(Dataset entries)

______________________________

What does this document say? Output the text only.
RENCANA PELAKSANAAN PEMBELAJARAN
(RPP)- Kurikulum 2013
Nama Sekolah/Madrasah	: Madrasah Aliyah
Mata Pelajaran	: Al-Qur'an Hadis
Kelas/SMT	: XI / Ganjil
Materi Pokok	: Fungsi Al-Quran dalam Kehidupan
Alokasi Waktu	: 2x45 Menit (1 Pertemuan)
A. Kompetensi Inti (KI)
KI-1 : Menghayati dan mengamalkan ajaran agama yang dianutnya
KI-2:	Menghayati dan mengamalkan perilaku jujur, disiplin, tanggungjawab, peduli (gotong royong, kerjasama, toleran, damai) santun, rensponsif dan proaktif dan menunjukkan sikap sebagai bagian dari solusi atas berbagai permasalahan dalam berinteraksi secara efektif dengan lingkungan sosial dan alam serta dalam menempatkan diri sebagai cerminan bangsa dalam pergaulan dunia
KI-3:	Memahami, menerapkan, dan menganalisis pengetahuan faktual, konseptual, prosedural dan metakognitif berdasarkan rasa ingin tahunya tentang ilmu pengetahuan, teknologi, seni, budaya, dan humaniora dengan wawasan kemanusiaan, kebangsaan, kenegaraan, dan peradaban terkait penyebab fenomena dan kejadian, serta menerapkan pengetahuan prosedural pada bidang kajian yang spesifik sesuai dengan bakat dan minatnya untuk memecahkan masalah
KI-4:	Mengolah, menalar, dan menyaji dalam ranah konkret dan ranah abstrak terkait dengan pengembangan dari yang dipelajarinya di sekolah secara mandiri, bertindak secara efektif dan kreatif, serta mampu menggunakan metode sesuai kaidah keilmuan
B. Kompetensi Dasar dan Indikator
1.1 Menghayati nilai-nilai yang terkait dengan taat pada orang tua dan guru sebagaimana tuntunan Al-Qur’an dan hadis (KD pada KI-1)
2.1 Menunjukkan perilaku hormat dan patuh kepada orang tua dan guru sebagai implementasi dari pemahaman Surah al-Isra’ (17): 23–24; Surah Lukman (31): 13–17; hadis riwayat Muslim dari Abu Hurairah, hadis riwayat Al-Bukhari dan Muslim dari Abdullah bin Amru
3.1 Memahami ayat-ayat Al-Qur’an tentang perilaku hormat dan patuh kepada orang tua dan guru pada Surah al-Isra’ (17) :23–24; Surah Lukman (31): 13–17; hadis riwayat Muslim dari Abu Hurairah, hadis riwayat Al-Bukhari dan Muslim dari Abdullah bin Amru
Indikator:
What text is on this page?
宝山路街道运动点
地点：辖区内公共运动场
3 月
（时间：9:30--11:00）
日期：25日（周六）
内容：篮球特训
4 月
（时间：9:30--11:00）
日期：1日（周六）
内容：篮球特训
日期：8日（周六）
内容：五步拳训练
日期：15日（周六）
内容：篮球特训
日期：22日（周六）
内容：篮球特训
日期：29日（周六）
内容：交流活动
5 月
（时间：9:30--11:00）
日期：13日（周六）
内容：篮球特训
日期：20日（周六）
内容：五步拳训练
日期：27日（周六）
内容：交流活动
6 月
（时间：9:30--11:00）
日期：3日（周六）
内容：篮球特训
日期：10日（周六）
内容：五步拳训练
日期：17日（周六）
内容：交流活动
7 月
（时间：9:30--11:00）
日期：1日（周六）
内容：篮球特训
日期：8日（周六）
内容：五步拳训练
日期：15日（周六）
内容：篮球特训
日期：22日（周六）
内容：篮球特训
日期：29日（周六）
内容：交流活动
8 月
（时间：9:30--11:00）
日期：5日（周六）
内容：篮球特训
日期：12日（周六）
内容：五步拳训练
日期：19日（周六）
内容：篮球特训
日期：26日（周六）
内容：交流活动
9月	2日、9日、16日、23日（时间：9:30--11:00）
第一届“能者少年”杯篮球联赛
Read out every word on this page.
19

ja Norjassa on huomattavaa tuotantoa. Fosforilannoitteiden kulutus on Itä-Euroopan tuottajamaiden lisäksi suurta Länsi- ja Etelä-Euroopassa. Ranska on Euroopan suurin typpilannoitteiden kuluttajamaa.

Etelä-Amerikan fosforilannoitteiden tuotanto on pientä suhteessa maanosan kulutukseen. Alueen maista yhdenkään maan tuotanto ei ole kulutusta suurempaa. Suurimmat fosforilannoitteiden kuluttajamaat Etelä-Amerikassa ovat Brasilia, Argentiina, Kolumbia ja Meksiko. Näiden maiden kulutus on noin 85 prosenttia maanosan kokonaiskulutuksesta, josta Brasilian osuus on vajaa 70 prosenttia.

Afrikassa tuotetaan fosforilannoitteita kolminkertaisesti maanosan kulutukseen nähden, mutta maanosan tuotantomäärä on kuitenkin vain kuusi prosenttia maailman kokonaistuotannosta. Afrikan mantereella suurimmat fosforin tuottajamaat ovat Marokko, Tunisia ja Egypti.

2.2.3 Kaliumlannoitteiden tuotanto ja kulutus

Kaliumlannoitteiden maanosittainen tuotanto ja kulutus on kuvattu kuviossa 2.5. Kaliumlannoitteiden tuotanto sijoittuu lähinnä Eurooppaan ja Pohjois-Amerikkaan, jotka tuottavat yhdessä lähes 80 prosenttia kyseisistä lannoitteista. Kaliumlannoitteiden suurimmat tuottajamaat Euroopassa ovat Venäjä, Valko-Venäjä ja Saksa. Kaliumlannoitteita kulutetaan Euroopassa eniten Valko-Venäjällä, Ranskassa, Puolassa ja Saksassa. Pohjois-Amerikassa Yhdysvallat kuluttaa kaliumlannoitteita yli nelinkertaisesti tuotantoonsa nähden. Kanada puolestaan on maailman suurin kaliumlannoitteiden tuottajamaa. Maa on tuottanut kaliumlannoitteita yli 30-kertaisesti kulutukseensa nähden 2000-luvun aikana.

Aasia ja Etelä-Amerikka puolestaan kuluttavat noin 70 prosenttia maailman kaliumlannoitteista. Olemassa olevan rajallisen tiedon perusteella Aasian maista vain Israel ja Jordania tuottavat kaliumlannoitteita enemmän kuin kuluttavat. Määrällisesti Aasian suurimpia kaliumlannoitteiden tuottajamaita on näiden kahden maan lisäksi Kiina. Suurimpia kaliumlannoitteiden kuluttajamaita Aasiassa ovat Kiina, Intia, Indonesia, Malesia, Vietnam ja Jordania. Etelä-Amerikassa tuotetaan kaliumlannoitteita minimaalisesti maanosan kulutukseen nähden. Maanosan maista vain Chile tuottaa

______________________________

Request: Return every entry verbatim.

Written reply:
What does this document say? Output the text only.
RENCANA PELAKSANAAN PEMBELAJARAN
(RPP)- Kurikulum 2013
Nama Sekolah/Madrasah	: Madrasah Aliyah
Mata Pelajaran	: Al-Qur'an Hadis
Kelas/SMT	: XI / Ganjil
Materi Pokok	: Fungsi Al-Quran dalam Kehidupan
Alokasi Waktu	: 2x45 Menit (1 Pertemuan)
A. Kompetensi Inti (KI)
KI-1 : Menghayati dan mengamalkan ajaran agama yang dianutnya
KI-2:	Menghayati dan mengamalkan perilaku jujur, disiplin, tanggungjawab, peduli (gotong royong, kerjasama, toleran, damai) santun, rensponsif dan proaktif dan menunjukkan sikap sebagai bagian dari solusi atas berbagai permasalahan dalam berinteraksi secara efektif dengan lingkungan sosial dan alam serta dalam menempatkan diri sebagai cerminan bangsa dalam pergaulan dunia
KI-3:	Memahami, menerapkan, dan menganalisis pengetahuan faktual, konseptual, prosedural dan metakognitif berdasarkan rasa ingin tahunya tentang ilmu pengetahuan, teknologi, seni, budaya, dan humaniora dengan wawasan kemanusiaan, kebangsaan, kenegaraan, dan peradaban terkait penyebab fenomena dan kejadian, serta menerapkan pengetahuan prosedural pada bidang kajian yang spesifik sesuai dengan bakat dan minatnya untuk memecahkan masalah
KI-4:	Mengolah, menalar, dan menyaji dalam ranah konkret dan ranah abstrak terkait dengan pengembangan dari yang dipelajarinya di sekolah secara mandiri, bertindak secara efektif dan kreatif, serta mampu menggunakan metode sesuai kaidah keilmuan
B. Kompetensi Dasar dan Indikator
1.1 Menghayati nilai-nilai yang terkait dengan taat pada orang tua dan guru sebagaimana tuntunan Al-Qur’an dan hadis (KD pada KI-1)
2.1 Menunjukkan perilaku hormat dan patuh kepada orang tua dan guru sebagai implementasi dari pemahaman Surah al-Isra’ (17): 23–24; Surah Lukman (31): 13–17; hadis riwayat Muslim dari Abu Hurairah, hadis riwayat Al-Bukhari dan Muslim dari Abdullah bin Amru
3.1 Memahami ayat-ayat Al-Qur’an tentang perilaku hormat dan patuh kepada orang tua dan guru pada Surah al-Isra’ (17) :23–24; Surah Lukman (31): 13–17; hadis riwayat Muslim dari Abu Hurairah, hadis riwayat Al-Bukhari dan Muslim dari Abdullah bin Amru
Indikator:
What text is on this page?
宝山路街道运动点
地点：辖区内公共运动场
3 月
（时间：9:30--11:00）
日期：25日（周六）
内容：篮球特训
4 月
（时间：9:30--11:00）
日期：1日（周六）
内容：篮球特训
日期：8日（周六）
内容：五步拳训练
日期：15日（周六）
内容：篮球特训
日期：22日（周六）
内容：篮球特训
日期：29日（周六）
内容：交流活动
5 月
（时间：9:30--11:00）
日期：13日（周六）
内容：篮球特训
日期：20日（周六）
内容：五步拳训练
日期：27日（周六）
内容：交流活动
6 月
（时间：9:30--11:00）
日期：3日（周六）
内容：篮球特训
日期：10日（周六）
内容：五步拳训练
日期：17日（周六）
内容：交流活动
7 月
（时间：9:30--11:00）
日期：1日（周六）
内容：篮球特训
日期：8日（周六）
内容：五步拳训练
日期：15日（周六）
内容：篮球特训
日期：22日（周六）
内容：篮球特训
日期：29日（周六）
内容：交流活动
8 月
（时间：9:30--11:00）
日期：5日（周六）
内容：篮球特训
日期：12日（周六）
内容：五步拳训练
日期：19日（周六）
内容：篮球特训
日期：26日（周六）
内容：交流活动
9月	2日、9日、16日、23日（时间：9:30--11:00）
第一届“能者少年”杯篮球联赛
Read out every word on this page.
19

ja Norjassa on huomattavaa tuotantoa. Fosforilannoitteiden kulutus on Itä-Euroopan tuottajamaiden lisäksi suurta Länsi- ja Etelä-Euroopassa. Ranska on Euroopan suurin typpilannoitteiden kuluttajamaa.

Etelä-Amerikan fosforilannoitteiden tuotanto on pientä suhteessa maanosan kulutukseen. Alueen maista yhdenkään maan tuotanto ei ole kulutusta suurempaa. Suurimmat fosforilannoitteiden kuluttajamaat Etelä-Amerikassa ovat Brasilia, Argentiina, Kolumbia ja Meksiko. Näiden maiden kulutus on noin 85 prosenttia maanosan kokonaiskulutuksesta, josta Brasilian osuus on vajaa 70 prosenttia.

Afrikassa tuotetaan fosforilannoitteita kolminkertaisesti maanosan kulutukseen nähden, mutta maanosan tuotantomäärä on kuitenkin vain kuusi prosenttia maailman kokonaistuotannosta. Afrikan mantereella suurimmat fosforin tuottajamaat ovat Marokko, Tunisia ja Egypti.

2.2.3 Kaliumlannoitteiden tuotanto ja kulutus

Kaliumlannoitteiden maanosittainen tuotanto ja kulutus on kuvattu kuviossa 2.5. Kaliumlannoitteiden tuotanto sijoittuu lähinnä Eurooppaan ja Pohjois-Amerikkaan, jotka tuottavat yhdessä lähes 80 prosenttia kyseisistä lannoitteista. Kaliumlannoitteiden suurimmat tuottajamaat Euroopassa ovat Venäjä, Valko-Venäjä ja Saksa. Kaliumlannoitteita kulutetaan Euroopassa eniten Valko-Venäjällä, Ranskassa, Puolassa ja Saksassa. Pohjois-Amerikassa Yhdysvallat kuluttaa kaliumlannoitteita yli nelinkertaisesti tuotantoonsa nähden. Kanada puolestaan on maailman suurin kaliumlannoitteiden tuottajamaa. Maa on tuottanut kaliumlannoitteita yli 30-kertaisesti kulutukseensa nähden 2000-luvun aikana.

Aasia ja Etelä-Amerikka puolestaan kuluttavat noin 70 prosenttia maailman kaliumlannoitteista. Olemassa olevan rajallisen tiedon perusteella Aasian maista vain Israel ja Jordania tuottavat kaliumlannoitteita enemmän kuin kuluttavat. Määrällisesti Aasian suurimpia kaliumlannoitteiden tuottajamaita on näiden kahden maan lisäksi Kiina. Suurimpia kaliumlannoitteiden kuluttajamaita Aasiassa ovat Kiina, Intia, Indonesia, Malesia, Vietnam ja Jordania. Etelä-Amerikassa tuotetaan kaliumlannoitteita minimaalisesti maanosan kulutukseen nähden. Maanosan maista vain Chile tuottaa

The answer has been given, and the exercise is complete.